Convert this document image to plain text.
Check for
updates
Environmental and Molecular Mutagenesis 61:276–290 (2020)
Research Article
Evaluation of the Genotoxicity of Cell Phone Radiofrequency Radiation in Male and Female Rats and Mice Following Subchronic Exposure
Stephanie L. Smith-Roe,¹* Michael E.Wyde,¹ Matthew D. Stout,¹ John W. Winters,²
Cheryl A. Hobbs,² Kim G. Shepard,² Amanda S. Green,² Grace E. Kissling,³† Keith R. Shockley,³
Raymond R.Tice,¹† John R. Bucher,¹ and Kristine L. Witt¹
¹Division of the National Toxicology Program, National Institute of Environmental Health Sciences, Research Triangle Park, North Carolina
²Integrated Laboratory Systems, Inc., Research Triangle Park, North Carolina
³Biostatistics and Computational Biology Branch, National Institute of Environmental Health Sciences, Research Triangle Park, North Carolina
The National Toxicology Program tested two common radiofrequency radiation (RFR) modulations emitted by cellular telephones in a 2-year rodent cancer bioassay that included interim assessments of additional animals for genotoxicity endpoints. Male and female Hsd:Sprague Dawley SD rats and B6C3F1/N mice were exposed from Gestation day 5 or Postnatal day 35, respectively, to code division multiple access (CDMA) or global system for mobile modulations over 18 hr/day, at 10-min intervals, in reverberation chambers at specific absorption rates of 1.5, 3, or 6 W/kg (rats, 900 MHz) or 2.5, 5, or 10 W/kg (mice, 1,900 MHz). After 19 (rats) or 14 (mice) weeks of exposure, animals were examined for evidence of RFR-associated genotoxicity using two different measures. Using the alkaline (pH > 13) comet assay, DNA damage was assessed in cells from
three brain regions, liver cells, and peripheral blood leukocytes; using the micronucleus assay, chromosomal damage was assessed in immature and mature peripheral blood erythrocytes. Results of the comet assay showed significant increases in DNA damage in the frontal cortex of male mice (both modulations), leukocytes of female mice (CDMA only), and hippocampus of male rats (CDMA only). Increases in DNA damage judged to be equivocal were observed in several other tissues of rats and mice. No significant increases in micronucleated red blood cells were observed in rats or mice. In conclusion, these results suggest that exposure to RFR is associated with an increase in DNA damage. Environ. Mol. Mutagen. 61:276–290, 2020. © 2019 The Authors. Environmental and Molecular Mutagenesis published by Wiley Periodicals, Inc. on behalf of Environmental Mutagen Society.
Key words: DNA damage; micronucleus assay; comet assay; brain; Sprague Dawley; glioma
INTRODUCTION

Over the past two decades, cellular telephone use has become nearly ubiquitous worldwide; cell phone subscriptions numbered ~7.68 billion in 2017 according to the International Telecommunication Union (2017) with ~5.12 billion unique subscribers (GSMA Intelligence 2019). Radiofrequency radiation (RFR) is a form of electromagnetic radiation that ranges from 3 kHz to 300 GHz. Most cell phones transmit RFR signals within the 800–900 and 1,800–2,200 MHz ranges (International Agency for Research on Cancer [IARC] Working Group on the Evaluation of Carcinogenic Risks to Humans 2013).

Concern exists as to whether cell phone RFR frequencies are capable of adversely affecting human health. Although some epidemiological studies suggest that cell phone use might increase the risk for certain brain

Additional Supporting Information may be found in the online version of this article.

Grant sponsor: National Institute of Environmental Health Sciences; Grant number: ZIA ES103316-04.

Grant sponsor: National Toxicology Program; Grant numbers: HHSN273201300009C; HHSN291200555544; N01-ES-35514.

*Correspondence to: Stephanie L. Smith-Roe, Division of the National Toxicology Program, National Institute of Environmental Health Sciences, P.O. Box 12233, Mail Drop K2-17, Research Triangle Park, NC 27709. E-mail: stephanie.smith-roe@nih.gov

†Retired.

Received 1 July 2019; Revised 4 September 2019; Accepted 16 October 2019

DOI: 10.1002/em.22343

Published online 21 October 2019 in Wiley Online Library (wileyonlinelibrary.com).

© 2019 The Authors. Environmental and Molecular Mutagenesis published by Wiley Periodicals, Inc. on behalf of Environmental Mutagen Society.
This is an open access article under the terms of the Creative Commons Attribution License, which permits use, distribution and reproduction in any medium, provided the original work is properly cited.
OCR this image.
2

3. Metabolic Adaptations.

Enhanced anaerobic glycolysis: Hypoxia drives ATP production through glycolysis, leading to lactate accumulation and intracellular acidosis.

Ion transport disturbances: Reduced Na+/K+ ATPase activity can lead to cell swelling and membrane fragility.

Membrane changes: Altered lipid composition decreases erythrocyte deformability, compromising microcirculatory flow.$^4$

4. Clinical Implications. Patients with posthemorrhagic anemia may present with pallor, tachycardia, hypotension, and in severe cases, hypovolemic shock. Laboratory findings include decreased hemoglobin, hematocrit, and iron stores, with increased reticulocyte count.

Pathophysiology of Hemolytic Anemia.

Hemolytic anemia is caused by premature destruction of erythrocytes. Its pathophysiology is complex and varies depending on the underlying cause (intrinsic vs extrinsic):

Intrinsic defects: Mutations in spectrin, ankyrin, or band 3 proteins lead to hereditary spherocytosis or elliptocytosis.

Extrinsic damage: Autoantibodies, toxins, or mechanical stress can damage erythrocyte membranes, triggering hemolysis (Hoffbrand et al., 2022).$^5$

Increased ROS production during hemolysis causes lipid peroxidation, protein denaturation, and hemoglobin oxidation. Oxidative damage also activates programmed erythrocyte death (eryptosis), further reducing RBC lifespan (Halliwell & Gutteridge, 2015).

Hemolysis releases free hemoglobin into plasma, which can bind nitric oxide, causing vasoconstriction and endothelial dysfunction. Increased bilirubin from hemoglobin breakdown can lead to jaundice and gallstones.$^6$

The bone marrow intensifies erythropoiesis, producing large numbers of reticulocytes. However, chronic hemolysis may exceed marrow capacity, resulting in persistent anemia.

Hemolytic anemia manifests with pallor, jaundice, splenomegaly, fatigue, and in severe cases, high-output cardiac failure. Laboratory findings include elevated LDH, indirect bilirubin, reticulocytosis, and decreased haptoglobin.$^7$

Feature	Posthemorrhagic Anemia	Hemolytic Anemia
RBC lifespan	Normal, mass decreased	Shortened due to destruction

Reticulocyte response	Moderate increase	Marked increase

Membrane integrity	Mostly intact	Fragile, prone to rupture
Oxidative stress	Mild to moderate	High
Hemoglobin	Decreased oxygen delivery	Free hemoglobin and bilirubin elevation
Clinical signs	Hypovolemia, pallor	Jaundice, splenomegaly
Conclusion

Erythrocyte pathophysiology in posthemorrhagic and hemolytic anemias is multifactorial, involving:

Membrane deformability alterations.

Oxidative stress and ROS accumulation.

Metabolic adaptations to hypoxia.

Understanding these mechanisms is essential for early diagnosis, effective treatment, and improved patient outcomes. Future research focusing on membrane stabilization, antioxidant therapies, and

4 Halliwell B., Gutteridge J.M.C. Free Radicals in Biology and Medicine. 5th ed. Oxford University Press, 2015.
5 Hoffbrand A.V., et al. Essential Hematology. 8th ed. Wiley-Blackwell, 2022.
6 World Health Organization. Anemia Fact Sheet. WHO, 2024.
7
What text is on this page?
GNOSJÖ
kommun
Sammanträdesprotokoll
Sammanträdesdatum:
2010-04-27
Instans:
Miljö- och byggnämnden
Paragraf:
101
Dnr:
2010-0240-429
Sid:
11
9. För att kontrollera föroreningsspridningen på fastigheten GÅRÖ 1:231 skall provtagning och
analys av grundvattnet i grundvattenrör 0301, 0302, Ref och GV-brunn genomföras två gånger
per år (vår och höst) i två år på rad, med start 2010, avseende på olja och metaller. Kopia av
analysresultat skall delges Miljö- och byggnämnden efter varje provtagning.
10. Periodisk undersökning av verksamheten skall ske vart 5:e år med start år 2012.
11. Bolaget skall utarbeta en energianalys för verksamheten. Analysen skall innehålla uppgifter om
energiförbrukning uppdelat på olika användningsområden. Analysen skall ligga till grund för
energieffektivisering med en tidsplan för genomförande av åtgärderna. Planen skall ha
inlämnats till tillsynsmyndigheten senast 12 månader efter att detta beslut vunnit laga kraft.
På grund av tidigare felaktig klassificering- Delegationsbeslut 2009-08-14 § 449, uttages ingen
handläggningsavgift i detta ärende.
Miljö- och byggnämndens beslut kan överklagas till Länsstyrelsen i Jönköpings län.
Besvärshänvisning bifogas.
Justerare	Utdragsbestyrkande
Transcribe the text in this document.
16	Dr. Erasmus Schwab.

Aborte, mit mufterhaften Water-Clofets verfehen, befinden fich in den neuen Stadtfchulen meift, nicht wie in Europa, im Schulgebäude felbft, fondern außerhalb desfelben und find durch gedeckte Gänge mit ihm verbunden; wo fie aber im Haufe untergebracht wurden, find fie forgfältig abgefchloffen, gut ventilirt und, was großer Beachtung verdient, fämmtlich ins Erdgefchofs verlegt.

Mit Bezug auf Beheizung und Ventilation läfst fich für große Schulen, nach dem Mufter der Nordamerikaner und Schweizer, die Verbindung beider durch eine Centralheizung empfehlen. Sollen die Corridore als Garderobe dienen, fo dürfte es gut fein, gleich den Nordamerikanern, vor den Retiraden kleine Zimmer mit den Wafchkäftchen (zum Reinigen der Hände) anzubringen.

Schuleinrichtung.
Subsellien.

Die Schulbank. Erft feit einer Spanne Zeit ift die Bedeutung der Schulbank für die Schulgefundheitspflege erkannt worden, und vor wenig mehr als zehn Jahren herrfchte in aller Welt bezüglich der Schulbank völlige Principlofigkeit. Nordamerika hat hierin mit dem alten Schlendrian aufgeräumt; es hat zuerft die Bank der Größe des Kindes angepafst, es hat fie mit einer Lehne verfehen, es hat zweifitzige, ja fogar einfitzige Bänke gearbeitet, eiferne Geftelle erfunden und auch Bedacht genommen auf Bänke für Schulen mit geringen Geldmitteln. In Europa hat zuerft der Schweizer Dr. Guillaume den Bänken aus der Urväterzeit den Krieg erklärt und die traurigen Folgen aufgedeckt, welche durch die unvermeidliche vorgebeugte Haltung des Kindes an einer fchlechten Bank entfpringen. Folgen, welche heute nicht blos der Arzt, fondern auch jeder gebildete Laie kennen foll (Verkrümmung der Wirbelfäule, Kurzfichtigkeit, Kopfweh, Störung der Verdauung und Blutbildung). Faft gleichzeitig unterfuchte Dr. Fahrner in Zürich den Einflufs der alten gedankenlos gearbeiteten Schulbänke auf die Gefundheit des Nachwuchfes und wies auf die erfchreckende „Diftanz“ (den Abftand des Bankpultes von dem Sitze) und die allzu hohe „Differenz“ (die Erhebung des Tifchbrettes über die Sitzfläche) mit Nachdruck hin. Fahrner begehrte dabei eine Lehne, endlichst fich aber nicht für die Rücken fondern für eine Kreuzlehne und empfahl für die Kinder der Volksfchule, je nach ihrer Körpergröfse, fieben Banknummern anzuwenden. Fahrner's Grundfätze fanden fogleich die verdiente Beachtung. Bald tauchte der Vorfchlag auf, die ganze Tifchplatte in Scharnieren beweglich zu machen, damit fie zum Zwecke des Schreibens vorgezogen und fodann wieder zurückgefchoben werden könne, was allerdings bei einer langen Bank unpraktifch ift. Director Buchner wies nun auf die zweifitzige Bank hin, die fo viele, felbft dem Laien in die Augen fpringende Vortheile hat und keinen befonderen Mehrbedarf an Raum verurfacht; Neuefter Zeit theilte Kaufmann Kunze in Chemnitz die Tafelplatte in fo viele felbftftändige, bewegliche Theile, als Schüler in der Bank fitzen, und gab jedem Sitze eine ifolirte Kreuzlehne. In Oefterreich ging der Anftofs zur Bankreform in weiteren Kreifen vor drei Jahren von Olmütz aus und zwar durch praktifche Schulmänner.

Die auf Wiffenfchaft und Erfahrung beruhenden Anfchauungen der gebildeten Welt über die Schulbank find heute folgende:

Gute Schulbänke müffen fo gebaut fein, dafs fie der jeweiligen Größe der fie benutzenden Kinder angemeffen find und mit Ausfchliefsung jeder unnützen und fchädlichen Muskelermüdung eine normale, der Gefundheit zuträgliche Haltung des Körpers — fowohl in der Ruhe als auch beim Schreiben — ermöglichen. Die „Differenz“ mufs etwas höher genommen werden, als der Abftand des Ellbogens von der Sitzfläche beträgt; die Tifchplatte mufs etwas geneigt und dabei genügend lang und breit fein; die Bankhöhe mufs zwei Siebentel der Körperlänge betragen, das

——

> [INSTRUCTIONS FOR THE TASK]: Your answer should be a single number: the count of lines in the listing that hold "till".

> [TASK RESPONSE]: 3